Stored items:
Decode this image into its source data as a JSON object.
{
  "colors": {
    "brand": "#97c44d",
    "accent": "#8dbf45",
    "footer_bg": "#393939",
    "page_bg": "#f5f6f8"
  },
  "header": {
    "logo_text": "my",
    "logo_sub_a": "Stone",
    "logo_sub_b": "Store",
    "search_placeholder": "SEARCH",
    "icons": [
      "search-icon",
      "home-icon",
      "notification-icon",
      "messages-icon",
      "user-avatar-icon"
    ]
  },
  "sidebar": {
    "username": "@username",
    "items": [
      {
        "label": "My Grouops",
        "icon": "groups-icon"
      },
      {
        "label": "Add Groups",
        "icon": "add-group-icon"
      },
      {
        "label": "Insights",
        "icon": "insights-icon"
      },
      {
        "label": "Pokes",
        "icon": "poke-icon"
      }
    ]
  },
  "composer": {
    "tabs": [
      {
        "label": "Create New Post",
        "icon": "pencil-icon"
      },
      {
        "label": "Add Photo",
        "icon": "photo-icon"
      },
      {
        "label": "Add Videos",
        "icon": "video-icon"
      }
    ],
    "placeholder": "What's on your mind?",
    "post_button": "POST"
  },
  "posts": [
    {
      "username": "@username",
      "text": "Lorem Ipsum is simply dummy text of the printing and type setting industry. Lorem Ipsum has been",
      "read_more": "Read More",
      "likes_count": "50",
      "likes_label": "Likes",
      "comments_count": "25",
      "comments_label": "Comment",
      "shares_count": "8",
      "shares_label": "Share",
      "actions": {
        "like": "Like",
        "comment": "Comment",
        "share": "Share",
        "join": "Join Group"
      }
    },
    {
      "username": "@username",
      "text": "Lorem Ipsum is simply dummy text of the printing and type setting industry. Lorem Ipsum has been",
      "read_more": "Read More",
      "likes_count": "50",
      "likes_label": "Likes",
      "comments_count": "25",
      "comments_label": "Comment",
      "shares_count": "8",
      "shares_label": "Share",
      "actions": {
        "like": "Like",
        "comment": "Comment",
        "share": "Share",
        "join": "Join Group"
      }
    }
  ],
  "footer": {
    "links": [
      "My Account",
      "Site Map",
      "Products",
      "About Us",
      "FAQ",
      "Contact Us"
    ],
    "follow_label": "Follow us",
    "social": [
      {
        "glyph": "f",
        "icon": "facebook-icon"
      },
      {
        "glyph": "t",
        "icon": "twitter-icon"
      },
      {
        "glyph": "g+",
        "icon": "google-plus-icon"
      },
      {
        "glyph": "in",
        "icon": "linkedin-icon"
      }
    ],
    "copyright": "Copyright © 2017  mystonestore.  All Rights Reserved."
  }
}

Task prompt: Output each record exactly, leaving nothing out.

Exercise result:
Decode this image into its source data as a JSON object.
{
  "colors": {
    "brand": "#97c44d",
    "accent": "#8dbf45",
    "footer_bg": "#393939",
    "page_bg": "#f5f6f8"
  },
  "header": {
    "logo_text": "my",
    "logo_sub_a": "Stone",
    "logo_sub_b": "Store",
    "search_placeholder": "SEARCH",
    "icons": [
      "search-icon",
      "home-icon",
      "notification-icon",
      "messages-icon",
      "user-avatar-icon"
    ]
  },
  "sidebar": {
    "username": "@username",
    "items": [
      {
        "label": "My Grouops",
        "icon": "groups-icon"
      },
      {
        "label": "Add Groups",
        "icon": "add-group-icon"
      },
      {
        "label": "Insights",
        "icon": "insights-icon"
      },
      {
        "label": "Pokes",
        "icon": "poke-icon"
      }
    ]
  },
  "composer": {
    "tabs": [
      {
        "label": "Create New Post",
        "icon": "pencil-icon"
      },
      {
        "label": "Add Photo",
        "icon": "photo-icon"
      },
      {
        "label": "Add Videos",
        "icon": "video-icon"
      }
    ],
    "placeholder": "What's on your mind?",
    "post_button": "POST"
  },
  "posts": [
    {
      "username": "@username",
      "text": "Lorem Ipsum is simply dummy text of the printing and type setting industry. Lorem Ipsum has been",
      "read_more": "Read More",
      "likes_count": "50",
      "likes_label": "Likes",
      "comments_count": "25",
      "comments_label": "Comment",
      "shares_count": "8",
      "shares_label": "Share",
      "actions": {
        "like": "Like",
        "comment": "Comment",
        "share": "Share",
        "join": "Join Group"
      }
    },
    {
      "username": "@username",
      "text": "Lorem Ipsum is simply dummy text of the printing and type setting industry. Lorem Ipsum has been",
      "read_more": "Read More",
      "likes_count": "50",
      "likes_label": "Likes",
      "comments_count": "25",
      "comments_label": "Comment",
      "shares_count": "8",
      "shares_label": "Share",
      "actions": {
        "like": "Like",
        "comment": "Comment",
        "share": "Share",
        "join": "Join Group"
      }
    }
  ],
  "footer": {
    "links": [
      "My Account",
      "Site Map",
      "Products",
      "About Us",
      "FAQ",
      "Contact Us"
    ],
    "follow_label": "Follow us",
    "social": [
      {
        "glyph": "f",
        "icon": "facebook-icon"
      },
      {
        "glyph": "t",
        "icon": "twitter-icon"
      },
      {
        "glyph": "g+",
        "icon": "google-plus-icon"
      },
      {
        "glyph": "in",
        "icon": "linkedin-icon"
      }
    ],
    "copyright": "Copyright © 2017  mystonestore.  All Rights Reserved."
  }
}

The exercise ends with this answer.